Start Records shown

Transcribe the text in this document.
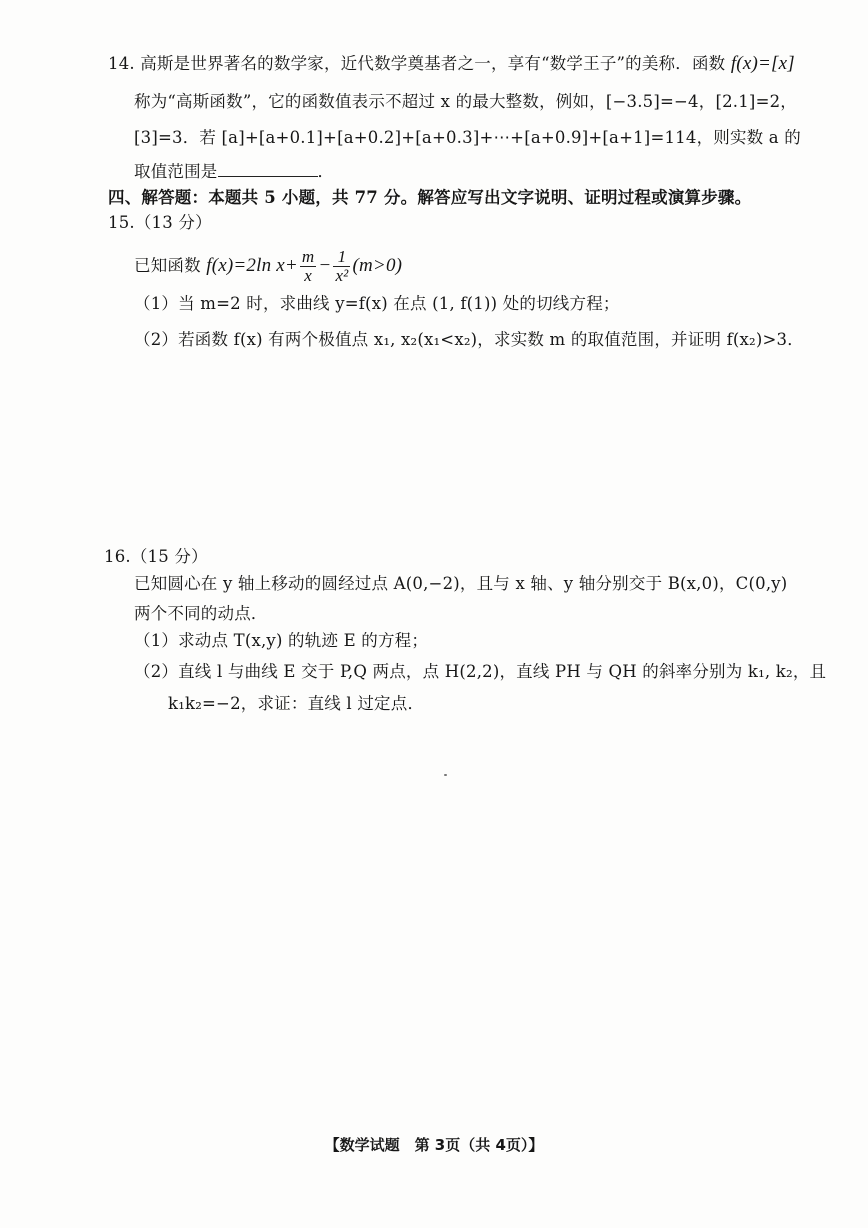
14. 高斯是世界著名的数学家，近代数学奠基者之一，享有“数学王子”的美称．函数 f(x)=[x]
称为“高斯函数”，它的函数值表示不超过 x 的最大整数，例如，[−3.5]=−4，[2.1]=2，
[3]=3．若 [a]+[a+0.1]+[a+0.2]+[a+0.3]+⋯+[a+0.9]+[a+1]=114，则实数 a 的
取值范围是	．
四、解答题：本题共 5 小题，共 77 分。解答应写出文字说明、证明过程或演算步骤。
15.（13 分）
已知函数 f(x)=2ln $x+ \frac{m}{x} - \frac{1}{\text{x²}} (m>0)$
（1）当 m=2 时，求曲线 y=f(x) 在点 (1, f(1)) 处的切线方程；
（2）若函数 f(x) 有两个极值点 x₁, x₂(x₁<x₂)，求实数 m 的取值范围，并证明 f(x₂)>3．
16.（15 分）
已知圆心在 y 轴上移动的圆经过点 A(0,−2)，且与 x 轴、y 轴分别交于 B(x,0)，C(0,y)
两个不同的动点．
（1）求动点 T(x,y) 的轨迹 E 的方程；
（2）直线 l 与曲线 E 交于 P,Q 两点，点 H(2,2)，直线 PH 与 QH 的斜率分别为 k₁, k₂，且
k₁k₂=−2，求证：直线 l 过定点．
【数学试题　第 3页（共 4页）】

End Records shown

Without including any picture, retype the entries exactly.

■ Answer ■
Transcribe the text in this document.
14. 高斯是世界著名的数学家，近代数学奠基者之一，享有“数学王子”的美称．函数 f(x)=[x]
称为“高斯函数”，它的函数值表示不超过 x 的最大整数，例如，[−3.5]=−4，[2.1]=2，
[3]=3．若 [a]+[a+0.1]+[a+0.2]+[a+0.3]+⋯+[a+0.9]+[a+1]=114，则实数 a 的
取值范围是	．
四、解答题：本题共 5 小题，共 77 分。解答应写出文字说明、证明过程或演算步骤。
15.（13 分）
已知函数 f(x)=2ln $x+ \frac{m}{x} - \frac{1}{\text{x²}} (m>0)$
（1）当 m=2 时，求曲线 y=f(x) 在点 (1, f(1)) 处的切线方程；
（2）若函数 f(x) 有两个极值点 x₁, x₂(x₁<x₂)，求实数 m 的取值范围，并证明 f(x₂)>3．
16.（15 分）
已知圆心在 y 轴上移动的圆经过点 A(0,−2)，且与 x 轴、y 轴分别交于 B(x,0)，C(0,y)
两个不同的动点．
（1）求动点 T(x,y) 的轨迹 E 的方程；
（2）直线 l 与曲线 E 交于 P,Q 两点，点 H(2,2)，直线 PH 与 QH 的斜率分别为 k₁, k₂，且
k₁k₂=−2，求证：直线 l 过定点．
【数学试题　第 3页（共 4页）】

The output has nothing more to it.